:: WRITTEN INSTRUCTION ::
Pictures aside, repeat every entry exactly.

:: RECORDS FOR THE TASK ::
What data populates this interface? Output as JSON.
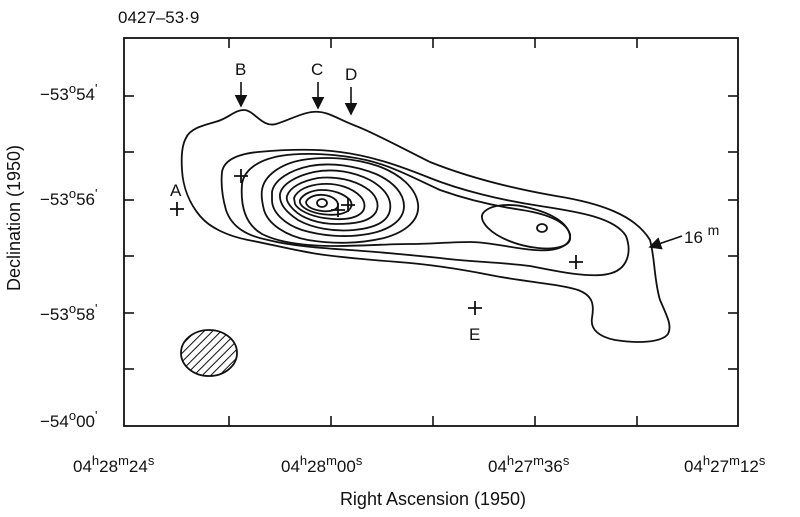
{
  "figure": {
    "title": "0427–53·9",
    "xlabel": "Right Ascension (1950)",
    "ylabel": "Declination (1950)",
    "contour_label": "16m"
  },
  "axes": {
    "y_ticks": [
      {
        "deg": "−53",
        "min": "54",
        "label": "−53°54'"
      },
      {
        "deg": "−53",
        "min": "56",
        "label": "−53°56'"
      },
      {
        "deg": "−53",
        "min": "58",
        "label": "−53°58'"
      },
      {
        "deg": "−54",
        "min": "00",
        "label": "−54°00'"
      }
    ],
    "x_ticks": [
      {
        "h": "04",
        "m": "28",
        "s": "24",
        "label": "04h28m24s"
      },
      {
        "h": "04",
        "m": "28",
        "s": "00",
        "label": "04h28m00s"
      },
      {
        "h": "04",
        "m": "27",
        "s": "36",
        "label": "04h27m36s"
      },
      {
        "h": "04",
        "m": "27",
        "s": "12",
        "label": "04h27m12s"
      }
    ]
  },
  "sources": [
    {
      "name": "A"
    },
    {
      "name": "B"
    },
    {
      "name": "C"
    },
    {
      "name": "D"
    },
    {
      "name": "E"
    }
  ],
  "colors": {
    "ink": "#111111",
    "background": "#ffffff"
  }
}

:: EXERCISE OUTPUT ::
What data populates this interface? Output as JSON.
{
  "figure": {
    "title": "0427–53·9",
    "xlabel": "Right Ascension (1950)",
    "ylabel": "Declination (1950)",
    "contour_label": "16m"
  },
  "axes": {
    "y_ticks": [
      {
        "deg": "−53",
        "min": "54",
        "label": "−53°54'"
      },
      {
        "deg": "−53",
        "min": "56",
        "label": "−53°56'"
      },
      {
        "deg": "−53",
        "min": "58",
        "label": "−53°58'"
      },
      {
        "deg": "−54",
        "min": "00",
        "label": "−54°00'"
      }
    ],
    "x_ticks": [
      {
        "h": "04",
        "m": "28",
        "s": "24",
        "label": "04h28m24s"
      },
      {
        "h": "04",
        "m": "28",
        "s": "00",
        "label": "04h28m00s"
      },
      {
        "h": "04",
        "m": "27",
        "s": "36",
        "label": "04h27m36s"
      },
      {
        "h": "04",
        "m": "27",
        "s": "12",
        "label": "04h27m12s"
      }
    ]
  },
  "sources": [
    {
      "name": "A"
    },
    {
      "name": "B"
    },
    {
      "name": "C"
    },
    {
      "name": "D"
    },
    {
      "name": "E"
    }
  ],
  "colors": {
    "ink": "#111111",
    "background": "#ffffff"
  }
}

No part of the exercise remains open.